— PROBLEM STATEMENT —
Return the number of lines holding "price", with nothing added.

========================================================================

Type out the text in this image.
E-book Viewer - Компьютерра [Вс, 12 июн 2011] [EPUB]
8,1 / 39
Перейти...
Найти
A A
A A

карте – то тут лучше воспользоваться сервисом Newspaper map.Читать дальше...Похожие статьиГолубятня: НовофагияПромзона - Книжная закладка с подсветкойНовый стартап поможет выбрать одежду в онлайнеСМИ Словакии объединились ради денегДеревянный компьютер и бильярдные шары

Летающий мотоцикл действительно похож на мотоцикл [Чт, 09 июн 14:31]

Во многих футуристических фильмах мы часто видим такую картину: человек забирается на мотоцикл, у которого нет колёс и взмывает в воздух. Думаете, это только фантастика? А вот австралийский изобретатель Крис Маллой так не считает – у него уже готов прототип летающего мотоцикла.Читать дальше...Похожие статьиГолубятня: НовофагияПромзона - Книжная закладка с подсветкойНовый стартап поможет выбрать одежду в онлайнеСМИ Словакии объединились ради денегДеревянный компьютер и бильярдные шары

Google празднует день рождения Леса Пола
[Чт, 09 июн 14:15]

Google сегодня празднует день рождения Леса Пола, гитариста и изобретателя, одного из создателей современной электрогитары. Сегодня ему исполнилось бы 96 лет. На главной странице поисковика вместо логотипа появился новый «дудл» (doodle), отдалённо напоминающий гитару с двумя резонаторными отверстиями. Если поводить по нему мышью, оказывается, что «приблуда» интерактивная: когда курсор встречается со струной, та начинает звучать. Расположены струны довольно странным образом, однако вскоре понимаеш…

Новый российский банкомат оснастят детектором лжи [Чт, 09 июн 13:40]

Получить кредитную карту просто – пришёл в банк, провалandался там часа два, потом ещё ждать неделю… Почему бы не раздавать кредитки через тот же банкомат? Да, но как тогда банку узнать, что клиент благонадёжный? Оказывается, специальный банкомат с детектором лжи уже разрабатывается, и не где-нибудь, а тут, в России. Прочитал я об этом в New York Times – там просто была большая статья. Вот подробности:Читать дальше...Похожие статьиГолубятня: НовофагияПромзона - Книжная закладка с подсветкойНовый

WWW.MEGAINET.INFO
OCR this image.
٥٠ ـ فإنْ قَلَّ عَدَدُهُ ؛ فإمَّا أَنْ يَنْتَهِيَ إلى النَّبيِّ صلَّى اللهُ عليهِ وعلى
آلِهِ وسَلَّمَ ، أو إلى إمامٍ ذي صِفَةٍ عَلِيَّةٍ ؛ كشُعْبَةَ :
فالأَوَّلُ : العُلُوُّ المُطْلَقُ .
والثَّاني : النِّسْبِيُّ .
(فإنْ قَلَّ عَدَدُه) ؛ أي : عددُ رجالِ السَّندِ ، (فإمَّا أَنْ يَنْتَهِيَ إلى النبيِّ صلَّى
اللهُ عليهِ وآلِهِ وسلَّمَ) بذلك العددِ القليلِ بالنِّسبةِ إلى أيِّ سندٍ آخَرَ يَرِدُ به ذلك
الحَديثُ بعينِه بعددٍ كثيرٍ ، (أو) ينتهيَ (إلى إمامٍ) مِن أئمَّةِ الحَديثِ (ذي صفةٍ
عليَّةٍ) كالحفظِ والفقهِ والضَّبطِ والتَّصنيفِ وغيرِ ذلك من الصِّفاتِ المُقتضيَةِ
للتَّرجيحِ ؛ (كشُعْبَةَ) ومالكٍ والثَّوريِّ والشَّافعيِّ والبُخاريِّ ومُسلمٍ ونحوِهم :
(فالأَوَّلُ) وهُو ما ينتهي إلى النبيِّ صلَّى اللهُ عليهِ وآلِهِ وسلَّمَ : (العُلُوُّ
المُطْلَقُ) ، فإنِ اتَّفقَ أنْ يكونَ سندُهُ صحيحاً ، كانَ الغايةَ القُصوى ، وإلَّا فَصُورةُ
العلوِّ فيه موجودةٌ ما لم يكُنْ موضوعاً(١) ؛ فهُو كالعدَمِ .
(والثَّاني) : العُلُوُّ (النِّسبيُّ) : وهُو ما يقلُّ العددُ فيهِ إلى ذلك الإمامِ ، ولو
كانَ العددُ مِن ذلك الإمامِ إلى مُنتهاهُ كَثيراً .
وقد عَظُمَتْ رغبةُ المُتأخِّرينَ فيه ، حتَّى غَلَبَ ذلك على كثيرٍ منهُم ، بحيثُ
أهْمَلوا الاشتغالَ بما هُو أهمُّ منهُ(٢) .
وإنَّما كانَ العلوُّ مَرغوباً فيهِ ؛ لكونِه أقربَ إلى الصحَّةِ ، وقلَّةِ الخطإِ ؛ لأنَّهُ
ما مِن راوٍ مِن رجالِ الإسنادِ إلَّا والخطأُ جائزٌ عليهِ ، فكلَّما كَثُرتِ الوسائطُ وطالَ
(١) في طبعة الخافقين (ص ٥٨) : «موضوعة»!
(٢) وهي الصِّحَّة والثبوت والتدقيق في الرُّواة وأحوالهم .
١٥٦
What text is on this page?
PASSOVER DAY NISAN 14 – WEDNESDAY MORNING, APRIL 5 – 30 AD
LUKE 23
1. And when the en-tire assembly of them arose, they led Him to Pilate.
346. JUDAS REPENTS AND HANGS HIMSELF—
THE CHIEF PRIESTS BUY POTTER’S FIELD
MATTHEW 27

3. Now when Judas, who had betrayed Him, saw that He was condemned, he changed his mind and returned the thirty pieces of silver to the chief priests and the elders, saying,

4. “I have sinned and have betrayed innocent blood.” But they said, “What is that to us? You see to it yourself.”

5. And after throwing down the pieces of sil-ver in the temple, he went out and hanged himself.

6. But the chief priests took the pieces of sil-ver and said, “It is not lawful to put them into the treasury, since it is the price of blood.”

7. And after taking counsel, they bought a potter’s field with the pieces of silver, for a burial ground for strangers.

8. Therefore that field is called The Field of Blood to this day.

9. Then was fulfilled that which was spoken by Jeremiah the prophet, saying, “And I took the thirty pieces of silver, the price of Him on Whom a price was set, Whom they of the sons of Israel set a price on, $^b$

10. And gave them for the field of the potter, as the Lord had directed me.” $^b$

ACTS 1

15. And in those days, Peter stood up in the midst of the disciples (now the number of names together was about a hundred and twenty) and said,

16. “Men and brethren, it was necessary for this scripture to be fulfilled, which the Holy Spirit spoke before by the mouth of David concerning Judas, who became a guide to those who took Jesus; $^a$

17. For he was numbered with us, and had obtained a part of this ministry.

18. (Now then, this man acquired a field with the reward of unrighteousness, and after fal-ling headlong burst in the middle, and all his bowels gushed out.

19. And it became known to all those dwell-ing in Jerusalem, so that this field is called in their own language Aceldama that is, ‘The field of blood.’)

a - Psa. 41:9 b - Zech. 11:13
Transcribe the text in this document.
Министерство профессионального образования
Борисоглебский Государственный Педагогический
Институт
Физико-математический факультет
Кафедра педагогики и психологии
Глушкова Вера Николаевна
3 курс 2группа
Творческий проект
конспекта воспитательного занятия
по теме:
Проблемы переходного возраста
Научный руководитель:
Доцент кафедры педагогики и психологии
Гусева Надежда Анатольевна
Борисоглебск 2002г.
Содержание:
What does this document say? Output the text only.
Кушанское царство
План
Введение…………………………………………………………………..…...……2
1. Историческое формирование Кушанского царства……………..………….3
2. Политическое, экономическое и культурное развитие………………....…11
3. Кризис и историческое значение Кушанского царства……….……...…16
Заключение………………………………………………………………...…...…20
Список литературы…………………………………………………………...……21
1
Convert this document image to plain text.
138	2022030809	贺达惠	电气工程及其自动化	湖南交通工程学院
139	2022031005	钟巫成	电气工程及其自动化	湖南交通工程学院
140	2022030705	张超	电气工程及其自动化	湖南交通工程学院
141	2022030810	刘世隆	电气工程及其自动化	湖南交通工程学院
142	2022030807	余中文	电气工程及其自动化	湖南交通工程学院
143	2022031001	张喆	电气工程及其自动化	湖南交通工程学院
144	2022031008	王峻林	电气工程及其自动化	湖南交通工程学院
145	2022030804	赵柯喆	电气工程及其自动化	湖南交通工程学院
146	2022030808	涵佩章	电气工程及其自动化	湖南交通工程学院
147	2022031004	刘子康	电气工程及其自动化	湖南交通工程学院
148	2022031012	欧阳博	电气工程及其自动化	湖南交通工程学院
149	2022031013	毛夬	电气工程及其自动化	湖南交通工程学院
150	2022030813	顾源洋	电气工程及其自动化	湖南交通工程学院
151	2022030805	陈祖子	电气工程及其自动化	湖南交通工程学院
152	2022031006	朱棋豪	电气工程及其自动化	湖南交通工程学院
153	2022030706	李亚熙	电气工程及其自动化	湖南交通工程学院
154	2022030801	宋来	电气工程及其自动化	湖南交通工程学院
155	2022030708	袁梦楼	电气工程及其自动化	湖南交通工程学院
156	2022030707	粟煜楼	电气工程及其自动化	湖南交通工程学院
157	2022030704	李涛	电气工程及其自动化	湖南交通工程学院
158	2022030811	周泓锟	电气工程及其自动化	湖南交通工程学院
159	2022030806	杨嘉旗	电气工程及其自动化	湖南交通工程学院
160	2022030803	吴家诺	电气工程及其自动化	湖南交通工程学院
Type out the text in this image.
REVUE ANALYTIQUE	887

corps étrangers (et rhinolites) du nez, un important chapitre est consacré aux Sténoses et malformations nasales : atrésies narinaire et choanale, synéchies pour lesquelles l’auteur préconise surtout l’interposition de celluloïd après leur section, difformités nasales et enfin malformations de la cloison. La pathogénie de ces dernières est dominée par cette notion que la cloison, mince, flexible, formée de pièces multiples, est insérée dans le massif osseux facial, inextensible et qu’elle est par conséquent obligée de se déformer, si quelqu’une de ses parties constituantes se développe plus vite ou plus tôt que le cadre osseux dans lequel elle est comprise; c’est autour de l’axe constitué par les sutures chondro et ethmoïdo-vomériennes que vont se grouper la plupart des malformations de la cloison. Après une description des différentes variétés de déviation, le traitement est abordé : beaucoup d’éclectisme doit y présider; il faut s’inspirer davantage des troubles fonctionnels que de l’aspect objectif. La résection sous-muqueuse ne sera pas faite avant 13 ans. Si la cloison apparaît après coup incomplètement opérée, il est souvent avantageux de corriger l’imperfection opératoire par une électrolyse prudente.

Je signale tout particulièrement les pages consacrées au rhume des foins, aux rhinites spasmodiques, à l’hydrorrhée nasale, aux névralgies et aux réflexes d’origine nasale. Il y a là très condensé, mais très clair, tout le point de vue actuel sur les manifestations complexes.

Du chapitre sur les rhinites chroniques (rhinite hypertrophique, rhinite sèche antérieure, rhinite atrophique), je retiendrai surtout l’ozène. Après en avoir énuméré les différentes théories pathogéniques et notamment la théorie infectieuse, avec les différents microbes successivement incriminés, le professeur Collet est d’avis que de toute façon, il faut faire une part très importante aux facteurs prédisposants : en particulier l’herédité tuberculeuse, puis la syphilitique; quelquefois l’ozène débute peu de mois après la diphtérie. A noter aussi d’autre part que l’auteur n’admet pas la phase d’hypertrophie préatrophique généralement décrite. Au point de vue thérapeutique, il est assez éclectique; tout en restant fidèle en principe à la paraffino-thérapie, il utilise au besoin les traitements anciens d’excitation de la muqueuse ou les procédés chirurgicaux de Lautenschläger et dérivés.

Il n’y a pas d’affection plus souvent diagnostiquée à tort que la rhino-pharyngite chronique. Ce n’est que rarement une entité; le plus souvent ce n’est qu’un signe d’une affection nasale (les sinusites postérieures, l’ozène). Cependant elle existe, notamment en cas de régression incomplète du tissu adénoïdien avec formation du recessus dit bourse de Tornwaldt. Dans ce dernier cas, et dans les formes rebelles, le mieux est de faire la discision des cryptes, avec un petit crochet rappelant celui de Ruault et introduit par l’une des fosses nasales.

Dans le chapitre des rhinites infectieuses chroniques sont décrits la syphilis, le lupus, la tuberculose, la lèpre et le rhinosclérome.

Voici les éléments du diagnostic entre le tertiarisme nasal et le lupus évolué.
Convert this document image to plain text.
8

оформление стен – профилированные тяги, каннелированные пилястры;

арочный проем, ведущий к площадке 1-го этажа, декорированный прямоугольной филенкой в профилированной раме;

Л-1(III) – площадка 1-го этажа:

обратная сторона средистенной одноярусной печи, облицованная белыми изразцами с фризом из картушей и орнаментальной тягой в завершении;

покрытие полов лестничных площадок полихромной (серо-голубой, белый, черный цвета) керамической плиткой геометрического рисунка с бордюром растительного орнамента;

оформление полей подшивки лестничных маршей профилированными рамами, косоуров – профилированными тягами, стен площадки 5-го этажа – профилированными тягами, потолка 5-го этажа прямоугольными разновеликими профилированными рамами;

========================================================================

— TASK RESULT —
2